— BEGIN SOURCE RECORDS —

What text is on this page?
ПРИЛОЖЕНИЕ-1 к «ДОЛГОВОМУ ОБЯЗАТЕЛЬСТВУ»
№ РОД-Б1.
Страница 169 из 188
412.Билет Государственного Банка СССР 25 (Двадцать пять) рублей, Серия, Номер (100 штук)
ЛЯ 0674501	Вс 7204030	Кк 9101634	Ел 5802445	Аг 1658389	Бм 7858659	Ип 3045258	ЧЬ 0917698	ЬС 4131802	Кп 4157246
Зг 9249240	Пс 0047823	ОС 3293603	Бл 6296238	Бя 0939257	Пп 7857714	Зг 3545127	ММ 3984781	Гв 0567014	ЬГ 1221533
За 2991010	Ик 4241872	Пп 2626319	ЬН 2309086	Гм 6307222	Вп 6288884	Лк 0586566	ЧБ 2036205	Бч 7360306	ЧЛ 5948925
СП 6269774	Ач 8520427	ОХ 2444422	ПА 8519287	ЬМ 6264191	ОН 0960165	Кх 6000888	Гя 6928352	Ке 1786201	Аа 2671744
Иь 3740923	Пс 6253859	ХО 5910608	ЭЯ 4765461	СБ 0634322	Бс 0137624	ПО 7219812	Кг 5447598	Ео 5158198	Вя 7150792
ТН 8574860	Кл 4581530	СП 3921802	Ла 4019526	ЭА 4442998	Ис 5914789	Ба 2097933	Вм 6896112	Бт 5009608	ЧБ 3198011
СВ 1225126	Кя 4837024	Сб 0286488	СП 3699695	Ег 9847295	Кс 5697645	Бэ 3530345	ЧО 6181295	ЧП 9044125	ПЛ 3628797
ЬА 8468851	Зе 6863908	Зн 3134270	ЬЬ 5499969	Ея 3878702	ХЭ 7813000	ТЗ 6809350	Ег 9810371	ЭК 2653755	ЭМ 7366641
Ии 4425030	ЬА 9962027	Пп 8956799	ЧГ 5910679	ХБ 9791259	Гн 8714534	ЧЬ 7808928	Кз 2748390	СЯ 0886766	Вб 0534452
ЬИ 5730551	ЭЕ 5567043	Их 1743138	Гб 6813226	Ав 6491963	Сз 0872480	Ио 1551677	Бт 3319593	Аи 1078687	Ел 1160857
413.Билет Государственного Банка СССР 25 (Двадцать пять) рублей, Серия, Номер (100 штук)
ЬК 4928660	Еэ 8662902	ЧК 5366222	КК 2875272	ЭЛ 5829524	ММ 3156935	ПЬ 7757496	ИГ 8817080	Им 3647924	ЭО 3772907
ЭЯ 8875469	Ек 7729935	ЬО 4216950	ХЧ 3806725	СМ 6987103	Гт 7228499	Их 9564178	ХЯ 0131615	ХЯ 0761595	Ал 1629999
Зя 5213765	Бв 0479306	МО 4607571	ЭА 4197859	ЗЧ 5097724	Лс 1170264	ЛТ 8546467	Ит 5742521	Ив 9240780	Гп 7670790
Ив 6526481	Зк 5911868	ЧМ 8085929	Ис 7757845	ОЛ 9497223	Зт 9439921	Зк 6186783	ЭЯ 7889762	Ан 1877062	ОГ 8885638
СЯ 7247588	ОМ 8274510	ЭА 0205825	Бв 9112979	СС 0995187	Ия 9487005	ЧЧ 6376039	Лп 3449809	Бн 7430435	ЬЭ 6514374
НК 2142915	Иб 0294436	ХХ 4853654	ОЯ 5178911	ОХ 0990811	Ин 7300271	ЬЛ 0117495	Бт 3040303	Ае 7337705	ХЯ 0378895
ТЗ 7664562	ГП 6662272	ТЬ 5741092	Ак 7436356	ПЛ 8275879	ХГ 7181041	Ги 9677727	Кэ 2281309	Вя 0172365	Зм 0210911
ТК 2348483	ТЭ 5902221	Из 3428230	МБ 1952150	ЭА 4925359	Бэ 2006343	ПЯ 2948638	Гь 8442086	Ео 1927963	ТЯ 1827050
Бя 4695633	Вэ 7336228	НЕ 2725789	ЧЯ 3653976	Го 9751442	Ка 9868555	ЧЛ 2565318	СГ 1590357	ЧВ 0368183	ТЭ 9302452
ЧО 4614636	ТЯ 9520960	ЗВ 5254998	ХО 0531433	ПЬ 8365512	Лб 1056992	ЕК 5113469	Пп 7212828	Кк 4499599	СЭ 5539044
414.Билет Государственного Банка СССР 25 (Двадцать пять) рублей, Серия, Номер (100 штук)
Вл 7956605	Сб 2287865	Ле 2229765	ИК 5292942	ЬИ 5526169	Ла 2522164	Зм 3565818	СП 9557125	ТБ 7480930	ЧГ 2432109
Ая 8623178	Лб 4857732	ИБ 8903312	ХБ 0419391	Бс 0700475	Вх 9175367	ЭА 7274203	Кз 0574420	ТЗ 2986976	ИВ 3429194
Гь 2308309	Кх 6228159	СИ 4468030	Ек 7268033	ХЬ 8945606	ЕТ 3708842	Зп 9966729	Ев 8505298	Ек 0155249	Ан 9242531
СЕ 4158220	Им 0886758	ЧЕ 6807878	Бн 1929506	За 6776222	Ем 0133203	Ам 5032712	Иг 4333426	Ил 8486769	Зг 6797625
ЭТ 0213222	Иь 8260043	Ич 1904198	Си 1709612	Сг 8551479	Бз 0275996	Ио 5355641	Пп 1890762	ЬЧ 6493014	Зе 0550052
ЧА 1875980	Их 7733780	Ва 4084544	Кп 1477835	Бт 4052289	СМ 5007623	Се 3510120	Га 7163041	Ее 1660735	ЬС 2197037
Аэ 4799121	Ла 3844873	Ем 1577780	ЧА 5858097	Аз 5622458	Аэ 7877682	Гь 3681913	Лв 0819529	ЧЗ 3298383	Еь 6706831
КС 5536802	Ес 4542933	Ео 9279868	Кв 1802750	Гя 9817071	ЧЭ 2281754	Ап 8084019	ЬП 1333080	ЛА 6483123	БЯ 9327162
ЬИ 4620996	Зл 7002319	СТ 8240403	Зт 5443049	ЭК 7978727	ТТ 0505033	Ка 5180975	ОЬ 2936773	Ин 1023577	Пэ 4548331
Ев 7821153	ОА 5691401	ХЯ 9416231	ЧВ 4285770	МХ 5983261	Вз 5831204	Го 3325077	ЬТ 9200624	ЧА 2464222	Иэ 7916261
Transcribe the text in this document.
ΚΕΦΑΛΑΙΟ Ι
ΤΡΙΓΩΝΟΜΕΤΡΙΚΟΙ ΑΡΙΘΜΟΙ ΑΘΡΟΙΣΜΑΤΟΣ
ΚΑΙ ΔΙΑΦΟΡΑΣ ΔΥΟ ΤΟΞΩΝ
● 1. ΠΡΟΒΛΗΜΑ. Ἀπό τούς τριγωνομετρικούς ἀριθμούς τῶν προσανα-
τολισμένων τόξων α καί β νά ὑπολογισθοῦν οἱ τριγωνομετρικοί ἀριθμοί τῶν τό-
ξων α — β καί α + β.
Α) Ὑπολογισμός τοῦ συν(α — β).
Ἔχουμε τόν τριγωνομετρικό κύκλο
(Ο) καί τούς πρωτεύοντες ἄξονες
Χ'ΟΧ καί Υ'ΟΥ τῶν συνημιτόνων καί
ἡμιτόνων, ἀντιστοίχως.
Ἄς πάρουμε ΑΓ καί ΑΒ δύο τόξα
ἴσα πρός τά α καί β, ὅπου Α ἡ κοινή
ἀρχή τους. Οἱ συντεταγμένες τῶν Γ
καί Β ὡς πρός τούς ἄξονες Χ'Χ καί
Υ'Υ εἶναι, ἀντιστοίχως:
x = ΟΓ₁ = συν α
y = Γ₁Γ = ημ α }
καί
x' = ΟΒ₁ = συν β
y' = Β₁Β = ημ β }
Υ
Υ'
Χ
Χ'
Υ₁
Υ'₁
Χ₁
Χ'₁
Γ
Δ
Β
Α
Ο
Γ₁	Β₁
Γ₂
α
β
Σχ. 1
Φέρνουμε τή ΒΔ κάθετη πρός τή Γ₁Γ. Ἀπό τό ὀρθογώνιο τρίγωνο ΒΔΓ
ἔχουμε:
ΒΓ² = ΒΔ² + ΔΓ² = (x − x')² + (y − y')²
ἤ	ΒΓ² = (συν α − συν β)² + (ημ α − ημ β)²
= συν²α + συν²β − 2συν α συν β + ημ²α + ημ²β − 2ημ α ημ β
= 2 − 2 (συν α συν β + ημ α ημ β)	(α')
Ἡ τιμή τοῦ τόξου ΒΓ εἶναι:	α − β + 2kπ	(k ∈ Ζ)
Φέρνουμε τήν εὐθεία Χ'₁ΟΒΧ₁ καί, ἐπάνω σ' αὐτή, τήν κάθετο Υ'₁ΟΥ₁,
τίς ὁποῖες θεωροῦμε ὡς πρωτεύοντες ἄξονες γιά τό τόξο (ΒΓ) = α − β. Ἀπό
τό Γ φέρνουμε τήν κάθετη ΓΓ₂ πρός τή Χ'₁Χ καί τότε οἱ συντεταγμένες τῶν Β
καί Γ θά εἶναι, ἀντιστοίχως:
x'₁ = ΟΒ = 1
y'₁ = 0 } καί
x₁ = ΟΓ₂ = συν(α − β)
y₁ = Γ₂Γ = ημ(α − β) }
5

— END SOURCE RECORDS —

— WHAT THIS TASK INVOLVES —
In the entries above, find the line containing "Transcribe the text in this document.". Set down that line and every line after it through the last one, exactly and alone.

— ANSWER FOR THIS EXERCISE —
Transcribe the text in this document.
ΚΕΦΑΛΑΙΟ Ι
ΤΡΙΓΩΝΟΜΕΤΡΙΚΟΙ ΑΡΙΘΜΟΙ ΑΘΡΟΙΣΜΑΤΟΣ
ΚΑΙ ΔΙΑΦΟΡΑΣ ΔΥΟ ΤΟΞΩΝ
● 1. ΠΡΟΒΛΗΜΑ. Ἀπό τούς τριγωνομετρικούς ἀριθμούς τῶν προσανα-
τολισμένων τόξων α καί β νά ὑπολογισθοῦν οἱ τριγωνομετρικοί ἀριθμοί τῶν τό-
ξων α — β καί α + β.
Α) Ὑπολογισμός τοῦ συν(α — β).
Ἔχουμε τόν τριγωνομετρικό κύκλο
(Ο) καί τούς πρωτεύοντες ἄξονες
Χ'ΟΧ καί Υ'ΟΥ τῶν συνημιτόνων καί
ἡμιτόνων, ἀντιστοίχως.
Ἄς πάρουμε ΑΓ καί ΑΒ δύο τόξα
ἴσα πρός τά α καί β, ὅπου Α ἡ κοινή
ἀρχή τους. Οἱ συντεταγμένες τῶν Γ
καί Β ὡς πρός τούς ἄξονες Χ'Χ καί
Υ'Υ εἶναι, ἀντιστοίχως:
x = ΟΓ₁ = συν α
y = Γ₁Γ = ημ α }
καί
x' = ΟΒ₁ = συν β
y' = Β₁Β = ημ β }
Υ
Υ'
Χ
Χ'
Υ₁
Υ'₁
Χ₁
Χ'₁
Γ
Δ
Β
Α
Ο
Γ₁	Β₁
Γ₂
α
β
Σχ. 1
Φέρνουμε τή ΒΔ κάθετη πρός τή Γ₁Γ. Ἀπό τό ὀρθογώνιο τρίγωνο ΒΔΓ
ἔχουμε:
ΒΓ² = ΒΔ² + ΔΓ² = (x − x')² + (y − y')²
ἤ	ΒΓ² = (συν α − συν β)² + (ημ α − ημ β)²
= συν²α + συν²β − 2συν α συν β + ημ²α + ημ²β − 2ημ α ημ β
= 2 − 2 (συν α συν β + ημ α ημ β)	(α')
Ἡ τιμή τοῦ τόξου ΒΓ εἶναι:	α − β + 2kπ	(k ∈ Ζ)
Φέρνουμε τήν εὐθεία Χ'₁ΟΒΧ₁ καί, ἐπάνω σ' αὐτή, τήν κάθετο Υ'₁ΟΥ₁,
τίς ὁποῖες θεωροῦμε ὡς πρωτεύοντες ἄξονες γιά τό τόξο (ΒΓ) = α − β. Ἀπό
τό Γ φέρνουμε τήν κάθετη ΓΓ₂ πρός τή Χ'₁Χ καί τότε οἱ συντεταγμένες τῶν Β
καί Γ θά εἶναι, ἀντιστοίχως:
x'₁ = ΟΒ = 1
y'₁ = 0 } καί
x₁ = ΟΓ₂ = συν(α − β)
y₁ = Γ₂Γ = ημ(α − β) }
5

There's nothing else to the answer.